TASK DESCRIPTION – Will you give every entry again exactly as it stands?

[Some records]
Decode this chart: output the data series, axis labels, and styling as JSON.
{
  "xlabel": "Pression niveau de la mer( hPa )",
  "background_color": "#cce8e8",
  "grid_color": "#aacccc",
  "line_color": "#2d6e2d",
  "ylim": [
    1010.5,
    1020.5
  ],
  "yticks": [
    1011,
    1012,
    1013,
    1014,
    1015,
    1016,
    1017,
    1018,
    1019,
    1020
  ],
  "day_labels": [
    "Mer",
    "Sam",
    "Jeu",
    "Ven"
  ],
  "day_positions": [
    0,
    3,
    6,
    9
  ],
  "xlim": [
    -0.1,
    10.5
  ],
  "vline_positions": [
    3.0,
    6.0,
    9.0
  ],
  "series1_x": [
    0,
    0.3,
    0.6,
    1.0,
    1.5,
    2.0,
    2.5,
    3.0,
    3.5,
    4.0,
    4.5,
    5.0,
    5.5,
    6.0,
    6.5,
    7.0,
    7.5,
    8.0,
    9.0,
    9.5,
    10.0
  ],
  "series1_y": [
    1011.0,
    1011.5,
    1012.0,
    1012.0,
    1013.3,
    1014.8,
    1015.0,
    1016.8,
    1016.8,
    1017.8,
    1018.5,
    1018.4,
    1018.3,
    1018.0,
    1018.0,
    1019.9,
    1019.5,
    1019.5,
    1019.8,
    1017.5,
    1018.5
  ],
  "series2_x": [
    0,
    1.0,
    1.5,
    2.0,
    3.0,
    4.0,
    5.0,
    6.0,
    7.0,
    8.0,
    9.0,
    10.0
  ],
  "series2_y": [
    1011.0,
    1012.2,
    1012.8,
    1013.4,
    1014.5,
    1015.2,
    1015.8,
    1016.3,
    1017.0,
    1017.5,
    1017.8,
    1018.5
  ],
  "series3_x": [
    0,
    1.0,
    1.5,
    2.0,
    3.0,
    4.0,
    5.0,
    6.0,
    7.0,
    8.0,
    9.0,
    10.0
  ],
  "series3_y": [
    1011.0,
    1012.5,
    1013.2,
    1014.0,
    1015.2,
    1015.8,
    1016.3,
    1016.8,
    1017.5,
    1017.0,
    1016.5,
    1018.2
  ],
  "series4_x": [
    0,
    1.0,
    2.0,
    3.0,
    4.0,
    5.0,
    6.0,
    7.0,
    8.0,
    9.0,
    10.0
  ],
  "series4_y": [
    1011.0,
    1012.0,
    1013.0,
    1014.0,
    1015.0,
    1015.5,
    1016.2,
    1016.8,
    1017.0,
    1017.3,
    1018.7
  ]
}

CORRECT OUTPUT –
Decode this chart: output the data series, axis labels, and styling as JSON.
{
  "xlabel": "Pression niveau de la mer( hPa )",
  "background_color": "#cce8e8",
  "grid_color": "#aacccc",
  "line_color": "#2d6e2d",
  "ylim": [
    1010.5,
    1020.5
  ],
  "yticks": [
    1011,
    1012,
    1013,
    1014,
    1015,
    1016,
    1017,
    1018,
    1019,
    1020
  ],
  "day_labels": [
    "Mer",
    "Sam",
    "Jeu",
    "Ven"
  ],
  "day_positions": [
    0,
    3,
    6,
    9
  ],
  "xlim": [
    -0.1,
    10.5
  ],
  "vline_positions": [
    3.0,
    6.0,
    9.0
  ],
  "series1_x": [
    0,
    0.3,
    0.6,
    1.0,
    1.5,
    2.0,
    2.5,
    3.0,
    3.5,
    4.0,
    4.5,
    5.0,
    5.5,
    6.0,
    6.5,
    7.0,
    7.5,
    8.0,
    9.0,
    9.5,
    10.0
  ],
  "series1_y": [
    1011.0,
    1011.5,
    1012.0,
    1012.0,
    1013.3,
    1014.8,
    1015.0,
    1016.8,
    1016.8,
    1017.8,
    1018.5,
    1018.4,
    1018.3,
    1018.0,
    1018.0,
    1019.9,
    1019.5,
    1019.5,
    1019.8,
    1017.5,
    1018.5
  ],
  "series2_x": [
    0,
    1.0,
    1.5,
    2.0,
    3.0,
    4.0,
    5.0,
    6.0,
    7.0,
    8.0,
    9.0,
    10.0
  ],
  "series2_y": [
    1011.0,
    1012.2,
    1012.8,
    1013.4,
    1014.5,
    1015.2,
    1015.8,
    1016.3,
    1017.0,
    1017.5,
    1017.8,
    1018.5
  ],
  "series3_x": [
    0,
    1.0,
    1.5,
    2.0,
    3.0,
    4.0,
    5.0,
    6.0,
    7.0,
    8.0,
    9.0,
    10.0
  ],
  "series3_y": [
    1011.0,
    1012.5,
    1013.2,
    1014.0,
    1015.2,
    1015.8,
    1016.3,
    1016.8,
    1017.5,
    1017.0,
    1016.5,
    1018.2
  ],
  "series4_x": [
    0,
    1.0,
    2.0,
    3.0,
    4.0,
    5.0,
    6.0,
    7.0,
    8.0,
    9.0,
    10.0
  ],
  "series4_y": [
    1011.0,
    1012.0,
    1013.0,
    1014.0,
    1015.0,
    1015.5,
    1016.2,
    1016.8,
    1017.0,
    1017.3,
    1018.7
  ]
}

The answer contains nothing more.